Reproduce the listing below with each "Settings" changed to "Preferences" and every other line left as it is. Omit the pictures from your answer.

···

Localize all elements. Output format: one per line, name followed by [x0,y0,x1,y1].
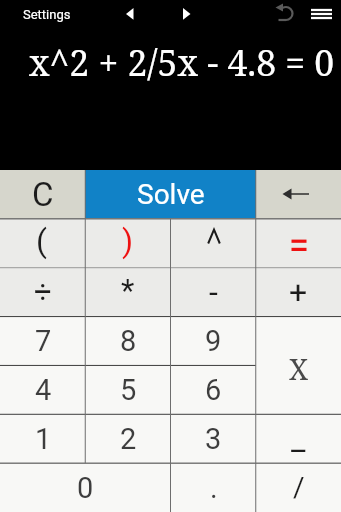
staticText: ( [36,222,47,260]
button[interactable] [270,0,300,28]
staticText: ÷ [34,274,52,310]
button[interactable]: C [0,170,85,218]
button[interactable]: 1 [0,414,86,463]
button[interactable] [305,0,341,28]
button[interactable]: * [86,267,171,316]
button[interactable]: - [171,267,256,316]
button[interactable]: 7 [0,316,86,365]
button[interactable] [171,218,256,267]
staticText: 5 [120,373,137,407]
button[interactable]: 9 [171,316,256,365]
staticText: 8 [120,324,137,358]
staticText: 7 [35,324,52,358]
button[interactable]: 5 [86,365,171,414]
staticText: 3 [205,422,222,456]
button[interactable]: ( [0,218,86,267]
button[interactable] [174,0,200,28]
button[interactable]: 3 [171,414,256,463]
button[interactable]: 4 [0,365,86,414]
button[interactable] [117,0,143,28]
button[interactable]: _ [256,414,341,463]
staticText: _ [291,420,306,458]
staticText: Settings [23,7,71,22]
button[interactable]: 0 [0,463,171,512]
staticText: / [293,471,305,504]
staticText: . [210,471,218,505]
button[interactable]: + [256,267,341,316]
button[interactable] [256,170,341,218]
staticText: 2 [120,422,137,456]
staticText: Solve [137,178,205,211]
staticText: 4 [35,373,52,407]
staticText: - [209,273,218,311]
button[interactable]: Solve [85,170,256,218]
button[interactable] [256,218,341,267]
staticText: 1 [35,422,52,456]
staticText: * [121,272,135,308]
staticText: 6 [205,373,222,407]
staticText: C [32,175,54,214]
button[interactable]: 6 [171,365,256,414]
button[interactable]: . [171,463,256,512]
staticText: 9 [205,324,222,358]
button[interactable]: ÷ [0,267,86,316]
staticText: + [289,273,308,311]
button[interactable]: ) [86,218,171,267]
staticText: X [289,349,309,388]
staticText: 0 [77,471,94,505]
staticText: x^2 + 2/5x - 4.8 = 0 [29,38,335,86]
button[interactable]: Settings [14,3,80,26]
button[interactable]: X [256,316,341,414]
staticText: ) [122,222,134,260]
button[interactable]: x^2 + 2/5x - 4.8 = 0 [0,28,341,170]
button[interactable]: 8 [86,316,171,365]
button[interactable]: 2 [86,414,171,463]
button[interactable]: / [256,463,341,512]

···

Answer to this problem:
Localize all elements. Output format: one per line, name followed by [x0,y0,x1,y1].
staticText: ( [36,222,47,260]
button[interactable] [270,0,300,28]
staticText: ÷ [34,274,52,310]
button[interactable]: C [0,170,85,218]
button[interactable]: 1 [0,414,86,463]
button[interactable] [305,0,341,28]
button[interactable]: * [86,267,171,316]
button[interactable]: - [171,267,256,316]
button[interactable]: 7 [0,316,86,365]
button[interactable] [171,218,256,267]
staticText: 5 [120,373,137,407]
button[interactable]: 9 [171,316,256,365]
staticText: 8 [120,324,137,358]
staticText: 7 [35,324,52,358]
button[interactable]: 5 [86,365,171,414]
staticText: 3 [205,422,222,456]
button[interactable]: ( [0,218,86,267]
button[interactable] [174,0,200,28]
button[interactable]: 3 [171,414,256,463]
button[interactable]: 4 [0,365,86,414]
button[interactable] [117,0,143,28]
button[interactable]: _ [256,414,341,463]
staticText: _ [291,420,306,458]
staticText: Preferences [23,7,71,22]
button[interactable]: 0 [0,463,171,512]
staticText: / [293,471,305,504]
staticText: . [210,471,218,505]
button[interactable]: + [256,267,341,316]
button[interactable] [256,170,341,218]
staticText: 2 [120,422,137,456]
staticText: Solve [137,178,205,211]
staticText: 4 [35,373,52,407]
staticText: - [209,273,218,311]
button[interactable]: Solve [85,170,256,218]
button[interactable] [256,218,341,267]
staticText: 1 [35,422,52,456]
staticText: * [121,272,135,308]
staticText: 6 [205,373,222,407]
staticText: C [32,175,54,214]
button[interactable]: 6 [171,365,256,414]
button[interactable]: . [171,463,256,512]
staticText: 9 [205,324,222,358]
button[interactable]: ÷ [0,267,86,316]
staticText: + [289,273,308,311]
button[interactable]: ) [86,218,171,267]
staticText: X [289,349,309,388]
staticText: 0 [77,471,94,505]
staticText: x^2 + 2/5x - 4.8 = 0 [29,38,335,86]
button[interactable]: Preferences [14,3,80,26]
button[interactable]: X [256,316,341,414]
staticText: ) [122,222,134,260]
button[interactable]: x^2 + 2/5x - 4.8 = 0 [0,28,341,170]
button[interactable]: 8 [86,316,171,365]
button[interactable]: 2 [86,414,171,463]
button[interactable]: / [256,463,341,512]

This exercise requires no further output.